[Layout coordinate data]
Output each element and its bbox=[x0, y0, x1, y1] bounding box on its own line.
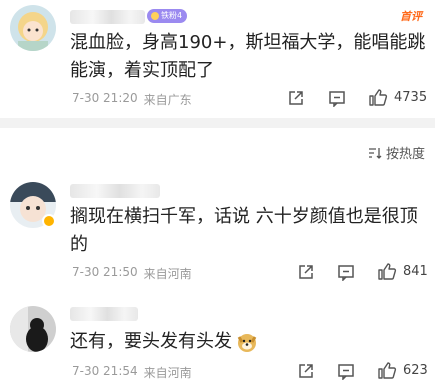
like-count: 841 bbox=[403, 263, 428, 279]
comment-location: 来自广东 bbox=[143, 93, 192, 107]
comment-text: 混血脸，身高190+，斯坦福大学，能唱能跳 能演，着实顶配了 bbox=[70, 29, 425, 85]
comment-meta: 7-30 21:54 来自河南 bbox=[72, 364, 192, 381]
comment-time: 7-30 21:54 bbox=[72, 364, 138, 378]
comment-icon bbox=[329, 91, 345, 107]
section-divider bbox=[0, 118, 435, 128]
share-icon bbox=[289, 91, 303, 105]
fan-badge: 铁粉4 bbox=[147, 9, 188, 23]
comment-text-line: 的 bbox=[70, 234, 88, 255]
sort-icon bbox=[368, 147, 382, 159]
fan-badge-icon bbox=[151, 12, 159, 20]
username[interactable] bbox=[70, 184, 160, 198]
comment-text-line: 混血脸，身高190+，斯坦福大学，能唱能跳 bbox=[70, 32, 426, 53]
like-count: 4735 bbox=[394, 89, 428, 105]
share-button[interactable] bbox=[297, 263, 315, 281]
like-button[interactable]: 623 bbox=[377, 360, 428, 380]
first-comment-tag: 首评 bbox=[400, 10, 422, 23]
comment-icon bbox=[338, 265, 354, 281]
fan-badge-label: 铁粉4 bbox=[161, 11, 183, 20]
share-icon bbox=[299, 364, 313, 378]
comment-text-line: 能演，着实顶配了 bbox=[70, 60, 214, 81]
comment-location: 来自河南 bbox=[143, 267, 192, 281]
comment-location: 来自河南 bbox=[143, 366, 192, 380]
comment-button[interactable] bbox=[337, 263, 355, 281]
comment-text: 还有，要头发有头发 bbox=[70, 328, 258, 356]
comment-time: 7-30 21:20 bbox=[72, 91, 138, 105]
sort-label: 按热度 bbox=[385, 147, 425, 162]
comment-text: 搁现在横扫千军，话说 六十岁颜值也是很顶 的 bbox=[70, 203, 418, 259]
avatar[interactable] bbox=[10, 306, 56, 352]
like-count: 623 bbox=[403, 362, 428, 378]
share-icon bbox=[299, 265, 313, 279]
like-button[interactable]: 4735 bbox=[368, 87, 427, 107]
comment-text-line: 还有，要头发有头发 bbox=[70, 331, 232, 352]
comment-meta: 7-30 21:20 来自广东 bbox=[72, 91, 192, 108]
thumb-up-icon bbox=[378, 263, 397, 280]
share-button[interactable] bbox=[297, 362, 315, 380]
username[interactable] bbox=[70, 307, 138, 321]
share-button[interactable] bbox=[287, 89, 305, 107]
like-button[interactable]: 841 bbox=[377, 261, 428, 281]
verified-badge-icon bbox=[42, 214, 56, 228]
username[interactable] bbox=[70, 10, 145, 24]
comment-meta: 7-30 21:50 来自河南 bbox=[72, 265, 192, 282]
doge-emoji-icon bbox=[237, 334, 257, 352]
comment-time: 7-30 21:50 bbox=[72, 265, 138, 279]
comment-button[interactable] bbox=[337, 362, 355, 380]
thumb-up-icon bbox=[369, 89, 388, 106]
comment-text-line: 搁现在横扫千军，话说 六十岁颜值也是很顶 bbox=[70, 206, 418, 227]
comment-icon bbox=[338, 364, 354, 380]
avatar[interactable] bbox=[10, 5, 56, 51]
thumb-up-icon bbox=[378, 362, 397, 379]
comment-button[interactable] bbox=[328, 89, 346, 107]
sort-by-hot-button[interactable]: 按热度 bbox=[368, 143, 425, 162]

TASK STATEMENT:
Copy the lines from the line with "like-count: 841 bbox=[403, 263, 428, 279]" to the line with "comment-time: 7-30 21:50", including both of those lines.

COMPLETED EXERCISE:
like-count: 841 bbox=[403, 263, 428, 279]
comment-location: 来自广东 bbox=[143, 93, 192, 107]
comment-text: 混血脸，身高190+，斯坦福大学，能唱能跳 能演，着实顶配了 bbox=[70, 29, 425, 85]
comment-meta: 7-30 21:54 来自河南 bbox=[72, 364, 192, 381]
comment-time: 7-30 21:54 bbox=[72, 364, 138, 378]
comment-icon bbox=[329, 91, 345, 107]
section-divider bbox=[0, 118, 435, 128]
share-icon bbox=[289, 91, 303, 105]
fan-badge: 铁粉4 bbox=[147, 9, 188, 23]
comment-text-line: 的 bbox=[70, 234, 88, 255]
sort-icon bbox=[368, 147, 382, 159]
fan-badge-icon bbox=[151, 12, 159, 20]
username[interactable] bbox=[70, 184, 160, 198]
comment-text-line: 混血脸，身高190+，斯坦福大学，能唱能跳 bbox=[70, 32, 426, 53]
like-count: 4735 bbox=[394, 89, 428, 105]
share-button[interactable] bbox=[297, 263, 315, 281]
like-button[interactable]: 623 bbox=[377, 360, 428, 380]
first-comment-tag: 首评 bbox=[400, 10, 422, 23]
comment-icon bbox=[338, 265, 354, 281]
fan-badge-label: 铁粉4 bbox=[161, 11, 183, 20]
share-icon bbox=[299, 364, 313, 378]
comment-text-line: 能演，着实顶配了 bbox=[70, 60, 214, 81]
comment-location: 来自河南 bbox=[143, 267, 192, 281]
comment-location: 来自河南 bbox=[143, 366, 192, 380]
comment-button[interactable] bbox=[337, 263, 355, 281]
comment-text: 还有，要头发有头发 bbox=[70, 328, 258, 356]
comment-time: 7-30 21:20 bbox=[72, 91, 138, 105]
sort-label: 按热度 bbox=[385, 147, 425, 162]
comment-text: 搁现在横扫千军，话说 六十岁颜值也是很顶 的 bbox=[70, 203, 418, 259]
avatar[interactable] bbox=[10, 306, 56, 352]
like-count: 623 bbox=[403, 362, 428, 378]
share-icon bbox=[299, 265, 313, 279]
like-button[interactable]: 4735 bbox=[368, 87, 427, 107]
comment-text-line: 还有，要头发有头发 bbox=[70, 331, 232, 352]
comment-meta: 7-30 21:20 来自广东 bbox=[72, 91, 192, 108]
thumb-up-icon bbox=[378, 263, 397, 280]
share-button[interactable] bbox=[297, 362, 315, 380]
username[interactable] bbox=[70, 307, 138, 321]
share-button[interactable] bbox=[287, 89, 305, 107]
like-button[interactable]: 841 bbox=[377, 261, 428, 281]
verified-badge-icon bbox=[42, 214, 56, 228]
username[interactable] bbox=[70, 10, 145, 24]
comment-meta: 7-30 21:50 来自河南 bbox=[72, 265, 192, 282]
doge-emoji-icon bbox=[237, 334, 257, 352]
comment-time: 7-30 21:50 bbox=[72, 265, 138, 279]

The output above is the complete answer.